### Given problem
Copy all records verbatim.

[Source data]
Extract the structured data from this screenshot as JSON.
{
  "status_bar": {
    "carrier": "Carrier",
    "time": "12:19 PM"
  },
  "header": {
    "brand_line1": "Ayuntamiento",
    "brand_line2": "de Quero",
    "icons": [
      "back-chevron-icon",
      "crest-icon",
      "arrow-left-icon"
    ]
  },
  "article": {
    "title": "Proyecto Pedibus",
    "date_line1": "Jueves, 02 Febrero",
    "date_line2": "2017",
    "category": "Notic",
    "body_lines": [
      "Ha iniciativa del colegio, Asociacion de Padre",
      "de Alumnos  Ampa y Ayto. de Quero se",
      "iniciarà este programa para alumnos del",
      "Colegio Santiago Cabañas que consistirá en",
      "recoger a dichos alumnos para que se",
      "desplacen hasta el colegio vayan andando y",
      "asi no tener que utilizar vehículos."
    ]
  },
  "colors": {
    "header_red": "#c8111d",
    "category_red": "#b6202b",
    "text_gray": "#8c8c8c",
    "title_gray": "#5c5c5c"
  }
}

### Result below
Extract the structured data from this screenshot as JSON.
{
  "status_bar": {
    "carrier": "Carrier",
    "time": "12:19 PM"
  },
  "header": {
    "brand_line1": "Ayuntamiento",
    "brand_line2": "de Quero",
    "icons": [
      "back-chevron-icon",
      "crest-icon",
      "arrow-left-icon"
    ]
  },
  "article": {
    "title": "Proyecto Pedibus",
    "date_line1": "Jueves, 02 Febrero",
    "date_line2": "2017",
    "category": "Notic",
    "body_lines": [
      "Ha iniciativa del colegio, Asociacion de Padre",
      "de Alumnos  Ampa y Ayto. de Quero se",
      "iniciarà este programa para alumnos del",
      "Colegio Santiago Cabañas que consistirá en",
      "recoger a dichos alumnos para que se",
      "desplacen hasta el colegio vayan andando y",
      "asi no tener que utilizar vehículos."
    ]
  },
  "colors": {
    "header_red": "#c8111d",
    "category_red": "#b6202b",
    "text_gray": "#8c8c8c",
    "title_gray": "#5c5c5c"
  }
}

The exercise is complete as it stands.